Reproduce the March 2009 prayer letter below word for word, from its first line to its last.

▸ Passage provided
►

Monthly Archives: March 2009

west valley pca march 2009 prayerletter

presbyterian church in america





I write this prayer letter to connect with you.  Maybe it will happen, maybe not.  After all, writing only works if a connection is made.  Every now and again, I read a book and the author’s semantic style or sense of humor or something magnetically attracts all of me to all of what he/she has to say.  Have you ever read a book wherein the words moved (as though living) from a mere place on paper to a central place in your thoughts?  Have you ever discovered your elusive stream of consciousness through a coherent combination of vowels and consonants?  Have you ever had a page of prose or poetry expose and interpret your childhood memories? 


Yesterday I read a book that may have done all of that and more.  A two-hour time warp in which it all coalesced for a moment: my childhood in Colorado collided with family rearing and church planting in Pennsylvania.  The words came from Ken Gire, in his book Life as we would Want It… Life as we are Given It.  Subtitle: The Beauty God Brings from Life’s Upheavals.  Gire is a magnificent writer and student of literature.  Consider his words:


I was browsing a bookstore one day when I happened upon a topographical map of Colorado, molded in plastic.  A yellow line representing Interstate 25 ran down the center, dividing the map in half.  I stooped to pick it up and ran my fingers across its surface.  The eastern half had barely a dimple on the landscape.  The western half had peaks and valleys that formed the southern range of the Rocky Mountains.


Eastern and Western Colorado.

◄

▸ Records shown
►

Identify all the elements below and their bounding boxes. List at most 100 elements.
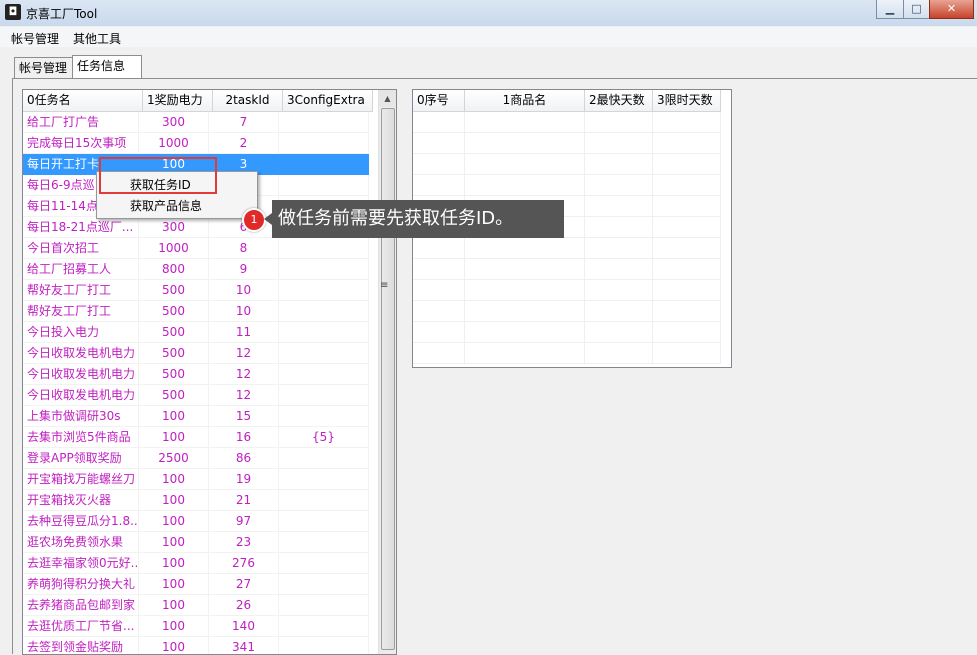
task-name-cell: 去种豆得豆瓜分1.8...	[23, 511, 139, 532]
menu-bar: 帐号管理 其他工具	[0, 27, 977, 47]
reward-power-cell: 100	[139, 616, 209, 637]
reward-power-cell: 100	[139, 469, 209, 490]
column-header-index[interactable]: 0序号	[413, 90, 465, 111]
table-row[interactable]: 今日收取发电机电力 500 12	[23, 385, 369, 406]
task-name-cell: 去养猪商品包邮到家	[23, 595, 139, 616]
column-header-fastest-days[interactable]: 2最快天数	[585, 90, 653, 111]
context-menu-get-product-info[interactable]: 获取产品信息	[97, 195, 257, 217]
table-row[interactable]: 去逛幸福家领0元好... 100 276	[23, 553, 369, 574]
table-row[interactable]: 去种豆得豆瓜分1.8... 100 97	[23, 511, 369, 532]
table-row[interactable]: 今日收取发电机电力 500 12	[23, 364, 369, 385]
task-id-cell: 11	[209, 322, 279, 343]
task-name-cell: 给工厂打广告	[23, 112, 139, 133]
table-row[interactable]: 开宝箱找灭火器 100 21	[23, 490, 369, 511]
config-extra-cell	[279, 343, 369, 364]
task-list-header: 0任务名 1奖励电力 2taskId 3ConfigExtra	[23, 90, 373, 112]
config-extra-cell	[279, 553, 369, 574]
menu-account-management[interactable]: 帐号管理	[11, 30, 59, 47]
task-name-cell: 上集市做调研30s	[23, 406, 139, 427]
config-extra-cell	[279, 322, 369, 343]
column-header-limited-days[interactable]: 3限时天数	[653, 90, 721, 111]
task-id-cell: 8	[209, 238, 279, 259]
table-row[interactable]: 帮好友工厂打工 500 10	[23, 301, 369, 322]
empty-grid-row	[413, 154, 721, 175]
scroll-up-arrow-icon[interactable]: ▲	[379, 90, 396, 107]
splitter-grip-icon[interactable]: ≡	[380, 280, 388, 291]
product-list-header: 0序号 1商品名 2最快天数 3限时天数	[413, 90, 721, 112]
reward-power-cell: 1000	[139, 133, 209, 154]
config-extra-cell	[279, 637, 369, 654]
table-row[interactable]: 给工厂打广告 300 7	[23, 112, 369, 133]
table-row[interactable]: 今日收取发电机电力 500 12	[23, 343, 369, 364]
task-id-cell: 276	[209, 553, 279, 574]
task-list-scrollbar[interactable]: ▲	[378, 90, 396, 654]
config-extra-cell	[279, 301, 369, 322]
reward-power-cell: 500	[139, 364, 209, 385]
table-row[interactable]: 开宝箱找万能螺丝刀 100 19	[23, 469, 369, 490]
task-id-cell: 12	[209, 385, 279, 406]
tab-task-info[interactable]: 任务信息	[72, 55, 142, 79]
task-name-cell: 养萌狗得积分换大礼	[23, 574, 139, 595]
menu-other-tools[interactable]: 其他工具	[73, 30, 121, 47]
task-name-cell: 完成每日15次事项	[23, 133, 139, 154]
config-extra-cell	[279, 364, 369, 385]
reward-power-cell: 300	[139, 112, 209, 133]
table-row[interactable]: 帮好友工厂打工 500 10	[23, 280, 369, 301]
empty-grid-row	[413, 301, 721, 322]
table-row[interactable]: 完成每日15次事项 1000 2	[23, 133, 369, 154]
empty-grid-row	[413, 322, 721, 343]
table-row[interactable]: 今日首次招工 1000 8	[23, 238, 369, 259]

◄

▸ Complete answer
Monthly Archives: March 2009

west valley pca march 2009 prayerletter

presbyterian church in america





I write this prayer letter to connect with you.  Maybe it will happen, maybe not.  After all, writing only works if a connection is made.  Every now and again, I read a book and the author’s semantic style or sense of humor or something magnetically attracts all of me to all of what he/she has to say.  Have you ever read a book wherein the words moved (as though living) from a mere place on paper to a central place in your thoughts?  Have you ever discovered your elusive stream of consciousness through a coherent combination of vowels and consonants?  Have you ever had a page of prose or poetry expose and interpret your childhood memories? 


Yesterday I read a book that may have done all of that and more.  A two-hour time warp in which it all coalesced for a moment: my childhood in Colorado collided with family rearing and church planting in Pennsylvania.  The words came from Ken Gire, in his book Life as we would Want It… Life as we are Given It.  Subtitle: The Beauty God Brings from Life’s Upheavals.  Gire is a magnificent writer and student of literature.  Consider his words:


I was browsing a bookstore one day when I happened upon a topographical map of Colorado, molded in plastic.  A yellow line representing Interstate 25 ran down the center, dividing the map in half.  I stooped to pick it up and ran my fingers across its surface.  The eastern half had barely a dimple on the landscape.  The western half had peaks and valleys that formed the southern range of the Rocky Mountains.


Eastern and Western Colorado.